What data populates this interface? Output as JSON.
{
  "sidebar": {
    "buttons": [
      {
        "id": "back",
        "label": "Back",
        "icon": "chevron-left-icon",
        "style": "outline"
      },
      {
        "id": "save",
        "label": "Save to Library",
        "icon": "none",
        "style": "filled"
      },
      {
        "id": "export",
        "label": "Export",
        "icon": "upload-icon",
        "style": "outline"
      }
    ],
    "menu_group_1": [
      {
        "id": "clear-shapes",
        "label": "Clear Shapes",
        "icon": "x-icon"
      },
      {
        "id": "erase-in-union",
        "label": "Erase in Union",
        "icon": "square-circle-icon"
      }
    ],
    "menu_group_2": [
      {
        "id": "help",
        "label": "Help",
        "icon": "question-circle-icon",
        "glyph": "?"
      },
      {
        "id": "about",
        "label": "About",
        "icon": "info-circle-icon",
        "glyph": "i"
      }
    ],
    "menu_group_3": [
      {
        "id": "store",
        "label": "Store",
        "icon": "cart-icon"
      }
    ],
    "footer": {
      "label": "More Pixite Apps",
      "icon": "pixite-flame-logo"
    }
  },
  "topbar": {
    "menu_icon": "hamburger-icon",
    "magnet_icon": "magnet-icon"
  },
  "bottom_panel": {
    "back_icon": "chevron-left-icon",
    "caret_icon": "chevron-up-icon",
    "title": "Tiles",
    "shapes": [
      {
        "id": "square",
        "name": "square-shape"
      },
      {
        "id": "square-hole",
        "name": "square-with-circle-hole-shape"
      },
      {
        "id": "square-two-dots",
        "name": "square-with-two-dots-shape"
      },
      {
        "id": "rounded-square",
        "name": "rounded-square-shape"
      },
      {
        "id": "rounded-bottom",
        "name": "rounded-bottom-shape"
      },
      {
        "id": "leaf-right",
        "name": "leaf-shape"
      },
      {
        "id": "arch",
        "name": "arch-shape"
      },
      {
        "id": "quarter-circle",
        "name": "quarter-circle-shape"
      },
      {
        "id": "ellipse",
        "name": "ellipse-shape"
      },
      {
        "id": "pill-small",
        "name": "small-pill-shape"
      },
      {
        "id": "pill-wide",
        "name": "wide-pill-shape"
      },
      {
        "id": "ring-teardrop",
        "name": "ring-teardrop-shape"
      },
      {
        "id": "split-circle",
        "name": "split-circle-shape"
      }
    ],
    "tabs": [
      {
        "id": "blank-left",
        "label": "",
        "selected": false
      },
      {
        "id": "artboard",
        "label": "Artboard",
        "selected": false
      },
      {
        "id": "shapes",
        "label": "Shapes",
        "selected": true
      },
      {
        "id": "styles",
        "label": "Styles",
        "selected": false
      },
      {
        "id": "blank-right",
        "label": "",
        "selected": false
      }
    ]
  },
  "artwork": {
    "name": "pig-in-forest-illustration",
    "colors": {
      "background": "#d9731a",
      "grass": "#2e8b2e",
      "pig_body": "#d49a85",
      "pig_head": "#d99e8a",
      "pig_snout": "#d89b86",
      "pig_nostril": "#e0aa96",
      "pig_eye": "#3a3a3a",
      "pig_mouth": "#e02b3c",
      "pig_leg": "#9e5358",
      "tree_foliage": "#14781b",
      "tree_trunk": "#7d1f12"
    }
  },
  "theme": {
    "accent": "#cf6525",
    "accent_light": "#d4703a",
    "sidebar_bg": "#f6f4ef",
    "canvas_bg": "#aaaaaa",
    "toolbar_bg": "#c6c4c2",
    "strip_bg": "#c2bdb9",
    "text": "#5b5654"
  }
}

###

Given problem >> Reproduce every line of the material above exactly.

Exercise solution >>
What data populates this interface? Output as JSON.
{
  "sidebar": {
    "buttons": [
      {
        "id": "back",
        "label": "Back",
        "icon": "chevron-left-icon",
        "style": "outline"
      },
      {
        "id": "save",
        "label": "Save to Library",
        "icon": "none",
        "style": "filled"
      },
      {
        "id": "export",
        "label": "Export",
        "icon": "upload-icon",
        "style": "outline"
      }
    ],
    "menu_group_1": [
      {
        "id": "clear-shapes",
        "label": "Clear Shapes",
        "icon": "x-icon"
      },
      {
        "id": "erase-in-union",
        "label": "Erase in Union",
        "icon": "square-circle-icon"
      }
    ],
    "menu_group_2": [
      {
        "id": "help",
        "label": "Help",
        "icon": "question-circle-icon",
        "glyph": "?"
      },
      {
        "id": "about",
        "label": "About",
        "icon": "info-circle-icon",
        "glyph": "i"
      }
    ],
    "menu_group_3": [
      {
        "id": "store",
        "label": "Store",
        "icon": "cart-icon"
      }
    ],
    "footer": {
      "label": "More Pixite Apps",
      "icon": "pixite-flame-logo"
    }
  },
  "topbar": {
    "menu_icon": "hamburger-icon",
    "magnet_icon": "magnet-icon"
  },
  "bottom_panel": {
    "back_icon": "chevron-left-icon",
    "caret_icon": "chevron-up-icon",
    "title": "Tiles",
    "shapes": [
      {
        "id": "square",
        "name": "square-shape"
      },
      {
        "id": "square-hole",
        "name": "square-with-circle-hole-shape"
      },
      {
        "id": "square-two-dots",
        "name": "square-with-two-dots-shape"
      },
      {
        "id": "rounded-square",
        "name": "rounded-square-shape"
      },
      {
        "id": "rounded-bottom",
        "name": "rounded-bottom-shape"
      },
      {
        "id": "leaf-right",
        "name": "leaf-shape"
      },
      {
        "id": "arch",
        "name": "arch-shape"
      },
      {
        "id": "quarter-circle",
        "name": "quarter-circle-shape"
      },
      {
        "id": "ellipse",
        "name": "ellipse-shape"
      },
      {
        "id": "pill-small",
        "name": "small-pill-shape"
      },
      {
        "id": "pill-wide",
        "name": "wide-pill-shape"
      },
      {
        "id": "ring-teardrop",
        "name": "ring-teardrop-shape"
      },
      {
        "id": "split-circle",
        "name": "split-circle-shape"
      }
    ],
    "tabs": [
      {
        "id": "blank-left",
        "label": "",
        "selected": false
      },
      {
        "id": "artboard",
        "label": "Artboard",
        "selected": false
      },
      {
        "id": "shapes",
        "label": "Shapes",
        "selected": true
      },
      {
        "id": "styles",
        "label": "Styles",
        "selected": false
      },
      {
        "id": "blank-right",
        "label": "",
        "selected": false
      }
    ]
  },
  "artwork": {
    "name": "pig-in-forest-illustration",
    "colors": {
      "background": "#d9731a",
      "grass": "#2e8b2e",
      "pig_body": "#d49a85",
      "pig_head": "#d99e8a",
      "pig_snout": "#d89b86",
      "pig_nostril": "#e0aa96",
      "pig_eye": "#3a3a3a",
      "pig_mouth": "#e02b3c",
      "pig_leg": "#9e5358",
      "tree_foliage": "#14781b",
      "tree_trunk": "#7d1f12"
    }
  },
  "theme": {
    "accent": "#cf6525",
    "accent_light": "#d4703a",
    "sidebar_bg": "#f6f4ef",
    "canvas_bg": "#aaaaaa",
    "toolbar_bg": "#c6c4c2",
    "strip_bg": "#c2bdb9",
    "text": "#5b5654"
  }
}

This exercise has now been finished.